> What this task involves
Select each line where the word "inserto" appears.

> Provided data
┄┄┄┄┄┄┄┄┄┄┄┄┄┄┄┄┄┄┄┄

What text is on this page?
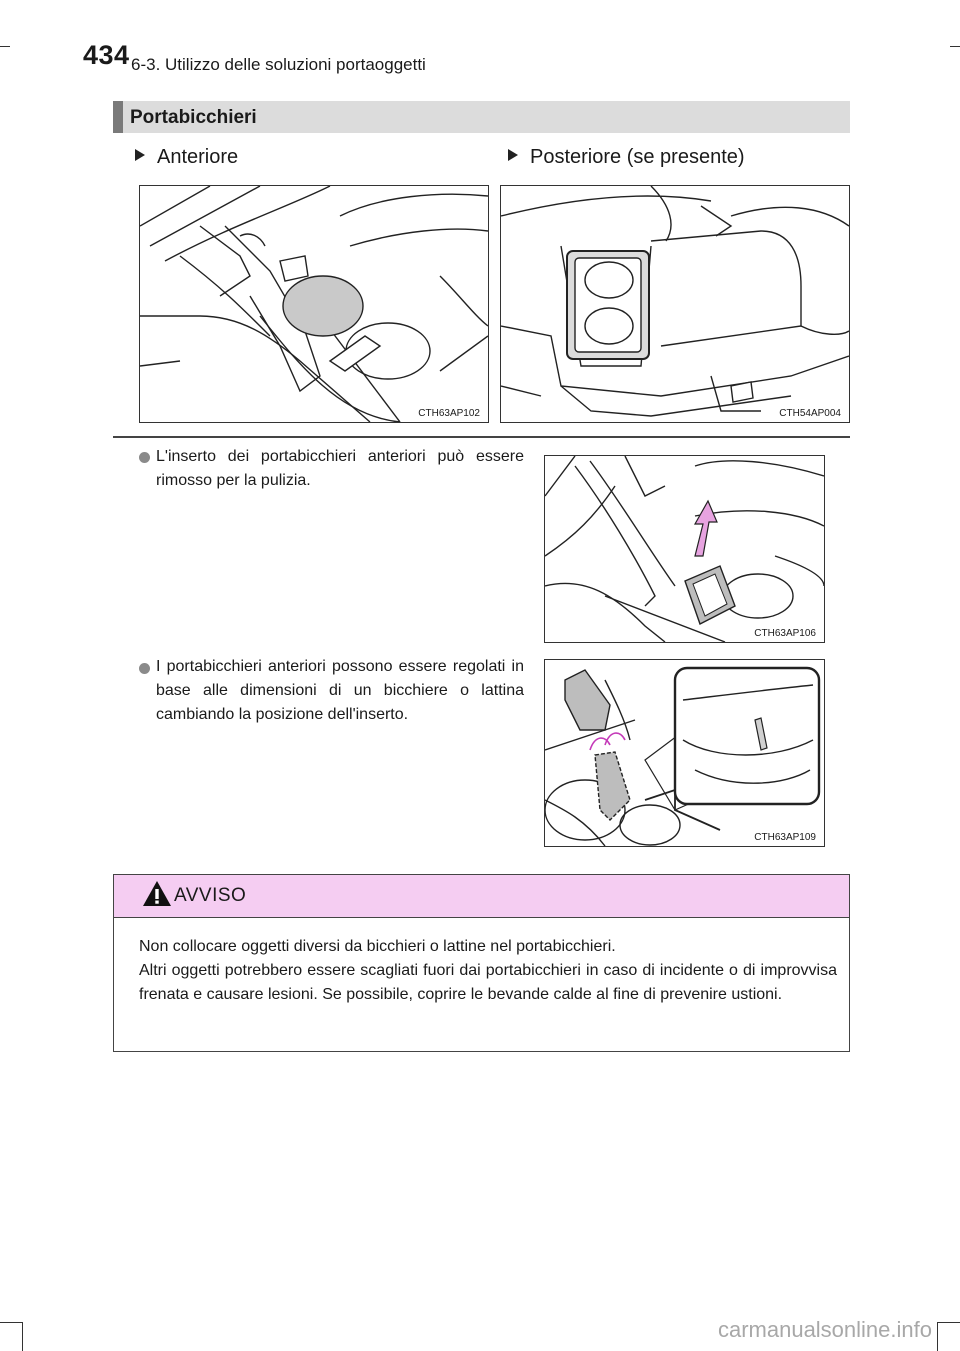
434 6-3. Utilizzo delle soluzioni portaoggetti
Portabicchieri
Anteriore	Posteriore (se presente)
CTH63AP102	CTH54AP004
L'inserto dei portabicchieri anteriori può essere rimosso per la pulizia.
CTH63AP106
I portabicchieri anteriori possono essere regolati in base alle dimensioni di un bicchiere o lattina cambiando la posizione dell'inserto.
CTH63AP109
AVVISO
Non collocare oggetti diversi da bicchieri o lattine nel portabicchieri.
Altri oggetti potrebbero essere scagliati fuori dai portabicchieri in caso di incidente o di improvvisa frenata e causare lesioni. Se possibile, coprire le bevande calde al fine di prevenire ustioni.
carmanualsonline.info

┄┄┄┄┄┄┄┄┄┄┄┄┄┄┄┄┄┄┄┄

> In response
L'inserto dei portabicchieri anteriori può essere rimosso per la pulizia.
I portabicchieri anteriori possono essere regolati in base alle dimensioni di un bicchiere o lattina cambiando la posizione dell'inserto.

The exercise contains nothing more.